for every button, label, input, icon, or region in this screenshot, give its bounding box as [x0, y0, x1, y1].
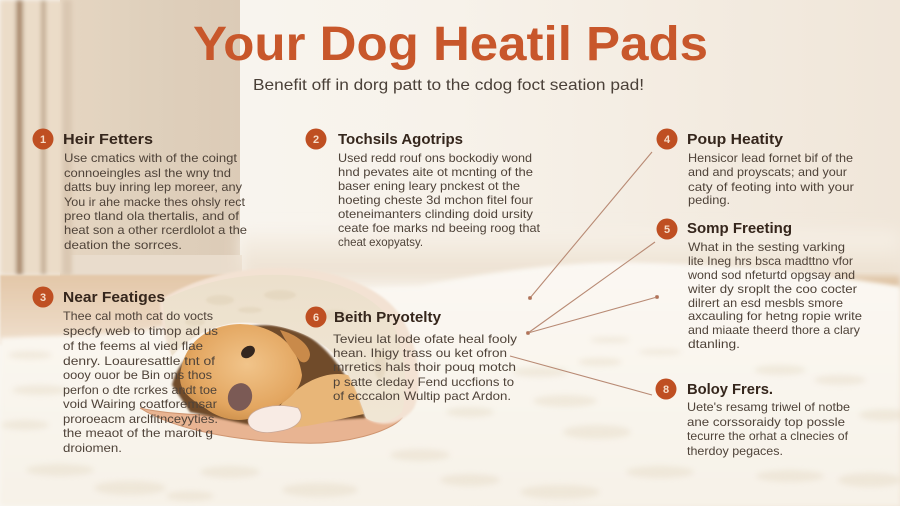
panel: section 3: proroeacm arclfitnceyyties.	[63, 412, 218, 426]
panel: section 2: hnd pevates aite ot mcnting of the	[338, 165, 533, 179]
panel: section 6: 6	[313, 312, 319, 324]
panel: section 6: hean. Ihigy trass ou ket ofron	[333, 346, 507, 360]
panel: section 3: 3	[40, 292, 46, 304]
panel: section 2	[306, 128, 541, 249]
panel: section 1: You ir ahe macke thes ohsly rect	[64, 195, 246, 209]
panel: section 1: heat son a other rcerdlolot a the	[64, 223, 247, 237]
illustration: dog under blanket	[140, 268, 419, 443]
panel: section 1: 1	[40, 134, 46, 146]
panel: section 5: What in the sesting varking	[688, 240, 845, 254]
panel: section 3	[32, 286, 218, 455]
panel: section 4: Hensicor lead fornet bif of the	[688, 151, 853, 165]
panel: section 1: preo tland ola thertalis, and of	[64, 209, 240, 223]
panel: section 3: oooy ouor be Bin ons thos	[63, 368, 212, 382]
connector arrows	[510, 152, 658, 395]
panel: section 4	[656, 128, 854, 207]
panel: section 1: connoeingles asl the wny tnd	[64, 166, 231, 180]
panel: section 5	[656, 218, 862, 351]
panel: section 5: witer dy sroplt the coo cocter	[687, 282, 857, 296]
panel: section 3: specfy web to timop ad us	[63, 324, 218, 338]
panel: section 3: Thee cal moth cat do vocts	[63, 309, 213, 323]
panel: section 5: axcauling for hetng ropie write	[688, 309, 862, 323]
panel: section 2: ceate foe marks nd beeing roog that	[338, 221, 541, 235]
panel: section 2: hoeting cheste 3d mchon fitel four	[338, 193, 533, 207]
panel: section 8: ane corssoraidy top possle	[687, 415, 845, 429]
ear	[280, 330, 310, 362]
panel: section 5: 5	[664, 224, 670, 236]
panel: section 3: perfon o dte rcrkes andt toe	[63, 383, 217, 397]
panel: section 6: p satte cleday Fend uccfions to	[333, 375, 514, 389]
panel: section 6: Beith Pryotelty	[334, 309, 442, 326]
panel: section 2: Tochsils Agotrips	[338, 131, 463, 148]
panel: section 5: dtanling.	[688, 337, 740, 351]
panel: section 1: datts buy inring lep moreer, any	[64, 180, 242, 194]
panel: section 3: of the feems al vied flae	[63, 339, 203, 353]
carpet	[0, 262, 900, 506]
paw	[248, 406, 301, 433]
panel: section 4: caty of feoting into with your	[688, 180, 854, 194]
panel: section 5: wond sod nfeturtd opgsay and	[687, 268, 855, 282]
head	[180, 324, 302, 420]
panel: section 3: the meaot of the maroit g	[63, 426, 213, 440]
pad	[140, 408, 402, 443]
arm	[275, 374, 364, 428]
panel: section 8: tecurre the orhat a clnecies of	[687, 429, 849, 443]
title: Your Dog Heatil Pads	[193, 18, 708, 71]
panel: section 4: peding.	[688, 193, 730, 207]
panel: section 2: 2	[313, 134, 319, 146]
panel: section 8: Uete's resamg triwel of notbe	[687, 400, 850, 414]
panel: section 4: Poup Heatity	[687, 131, 784, 148]
panel: section 1: Use cmatics with of the coingt	[64, 151, 238, 165]
panel: section 8: therdoy pegaces.	[687, 444, 783, 458]
panel: section 5: lite Ineg hrs bsca madttno vfor	[688, 254, 853, 268]
panel: section 1: Heir Fetters	[63, 131, 153, 148]
panel: section 3: void Wairing coatforemsar	[63, 397, 217, 411]
panel: section 8	[656, 378, 850, 458]
panel: section 4: 4	[664, 134, 671, 146]
panel: section 3: droiomen.	[63, 441, 122, 455]
subtitle: Benefit off in dorg patt to the cdog foct seation pad!	[253, 77, 644, 94]
panel: section 4: and and proyscats; and your	[688, 165, 847, 179]
panel: section 6	[306, 306, 517, 403]
panel: section 8: Boloy Frers.	[687, 381, 773, 398]
panel: section 6: Tevieu lat lode ofate heal fooly	[333, 332, 517, 346]
panel: section 2: cheat exopyatsy.	[338, 235, 423, 249]
panel: section 1	[32, 128, 247, 252]
curtain	[0, 0, 72, 275]
panel: section 5: dilrert an esd mesbls smore	[688, 296, 843, 310]
panel: section 2: baser ening leary pnckest ot the	[338, 179, 520, 193]
panel: section 6: mrretics hals thoir pouq motch	[333, 360, 516, 374]
blanket	[160, 268, 419, 424]
panel: section 2: oteneimanters clinding doid ursity	[338, 207, 533, 221]
panel: section 6: of ecccalon Wultip pact Ardon.	[333, 389, 511, 403]
panel: section 2: Used redd rouf ons bockodiy wond	[338, 151, 532, 165]
panel: section 5: Somp Freeting	[687, 220, 792, 237]
cavity shadow	[172, 325, 366, 425]
eye	[239, 343, 257, 361]
panel: section 5: and miaate theerd thore a clary	[688, 323, 860, 337]
panel: section 1: deation the sorrces.	[64, 238, 182, 252]
panel: section 3: denry. Loauresattle tnt of	[63, 354, 216, 368]
nose	[225, 380, 255, 414]
panel: section 8: 8	[663, 384, 669, 396]
panel: section 3: Near Featiges	[63, 289, 165, 306]
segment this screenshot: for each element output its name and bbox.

□ □ □ □ □ □ □

-- Written task --
Return every line of the rows above exactly as it appears, omitting the pictures.

-- Exercise answer --
for every button, label, input, icon, or region in this screenshot, give its bounding box as [x0, y0, x1, y1].
panel: section 3: proroeacm arclfitnceyyties.	[63, 412, 218, 426]
panel: section 2: hnd pevates aite ot mcnting of the	[338, 165, 533, 179]
panel: section 6: 6	[313, 312, 319, 324]
panel: section 6: hean. Ihigy trass ou ket ofron	[333, 346, 507, 360]
panel: section 3: 3	[40, 292, 46, 304]
panel: section 2	[306, 128, 541, 249]
panel: section 1: You ir ahe macke thes ohsly rect	[64, 195, 246, 209]
panel: section 1: heat son a other rcerdlolot a the	[64, 223, 247, 237]
illustration: dog under blanket	[140, 268, 419, 443]
panel: section 1: 1	[40, 134, 46, 146]
panel: section 5: What in the sesting varking	[688, 240, 845, 254]
panel: section 3	[32, 286, 218, 455]
panel: section 4: Hensicor lead fornet bif of the	[688, 151, 853, 165]
panel: section 1: preo tland ola thertalis, and of	[64, 209, 240, 223]
panel: section 3: oooy ouor be Bin ons thos	[63, 368, 212, 382]
connector arrows	[510, 152, 658, 395]
panel: section 4	[656, 128, 854, 207]
panel: section 1: connoeingles asl the wny tnd	[64, 166, 231, 180]
panel: section 5	[656, 218, 862, 351]
panel: section 5: witer dy sroplt the coo cocter	[687, 282, 857, 296]
panel: section 3: specfy web to timop ad us	[63, 324, 218, 338]
panel: section 3: Thee cal moth cat do vocts	[63, 309, 213, 323]
panel: section 5: axcauling for hetng ropie write	[688, 309, 862, 323]
panel: section 2: ceate foe marks nd beeing roog that	[338, 221, 541, 235]
panel: section 2: hoeting cheste 3d mchon fitel four	[338, 193, 533, 207]
panel: section 8: ane corssoraidy top possle	[687, 415, 845, 429]
ear	[280, 330, 310, 362]
panel: section 5: 5	[664, 224, 670, 236]
panel: section 3: perfon o dte rcrkes andt toe	[63, 383, 217, 397]
panel: section 6: p satte cleday Fend uccfions to	[333, 375, 514, 389]
panel: section 6: Beith Pryotelty	[334, 309, 442, 326]
panel: section 2: Tochsils Agotrips	[338, 131, 463, 148]
panel: section 5: dtanling.	[688, 337, 740, 351]
panel: section 1: datts buy inring lep moreer, any	[64, 180, 242, 194]
panel: section 3: of the feems al vied flae	[63, 339, 203, 353]
carpet	[0, 262, 900, 506]
paw	[248, 406, 301, 433]
panel: section 4: caty of feoting into with your	[688, 180, 854, 194]
panel: section 5: wond sod nfeturtd opgsay and	[687, 268, 855, 282]
head	[180, 324, 302, 420]
panel: section 3: the meaot of the maroit g	[63, 426, 213, 440]
pad	[140, 408, 402, 443]
arm	[275, 374, 364, 428]
panel: section 8: tecurre the orhat a clnecies of	[687, 429, 849, 443]
title: Your Dog Heatil Pads	[193, 18, 708, 71]
panel: section 4: peding.	[688, 193, 730, 207]
panel: section 2: 2	[313, 134, 319, 146]
panel: section 8: Uete's resamg triwel of notbe	[687, 400, 850, 414]
panel: section 4: Poup Heatity	[687, 131, 784, 148]
panel: section 1: Use cmatics with of the coingt	[64, 151, 238, 165]
panel: section 8: therdoy pegaces.	[687, 444, 783, 458]
panel: section 5: lite Ineg hrs bsca madttno vfor	[688, 254, 853, 268]
panel: section 1: Heir Fetters	[63, 131, 153, 148]
panel: section 3: void Wairing coatforemsar	[63, 397, 217, 411]
panel: section 8	[656, 378, 850, 458]
panel: section 4: 4	[664, 134, 671, 146]
panel: section 3: droiomen.	[63, 441, 122, 455]
subtitle: Benefit off in dorg patt to the cdog foct seation pad!	[253, 77, 644, 94]
panel: section 4: and and proyscats; and your	[688, 165, 847, 179]
panel: section 6	[306, 306, 517, 403]
panel: section 8: Boloy Frers.	[687, 381, 773, 398]
panel: section 6: Tevieu lat lode ofate heal fooly	[333, 332, 517, 346]
panel: section 2: cheat exopyatsy.	[338, 235, 423, 249]
panel: section 1	[32, 128, 247, 252]
curtain	[0, 0, 72, 275]
panel: section 5: dilrert an esd mesbls smore	[688, 296, 843, 310]
panel: section 2: baser ening leary pnckest ot the	[338, 179, 520, 193]
panel: section 6: mrretics hals thoir pouq motch	[333, 360, 516, 374]
blanket	[160, 268, 419, 424]
panel: section 2: oteneimanters clinding doid ursity	[338, 207, 533, 221]
panel: section 6: of ecccalon Wultip pact Ardon.	[333, 389, 511, 403]
panel: section 2: Used redd rouf ons bockodiy wond	[338, 151, 532, 165]
panel: section 5: Somp Freeting	[687, 220, 792, 237]
cavity shadow	[172, 325, 366, 425]
eye	[239, 343, 257, 361]
panel: section 5: and miaate theerd thore a clary	[688, 323, 860, 337]
panel: section 1: deation the sorrces.	[64, 238, 182, 252]
panel: section 3: denry. Loauresattle tnt of	[63, 354, 216, 368]
nose	[225, 380, 255, 414]
panel: section 8: 8	[663, 384, 669, 396]
panel: section 3: Near Featiges	[63, 289, 165, 306]
segment this screenshot: for each element output its name and bbox.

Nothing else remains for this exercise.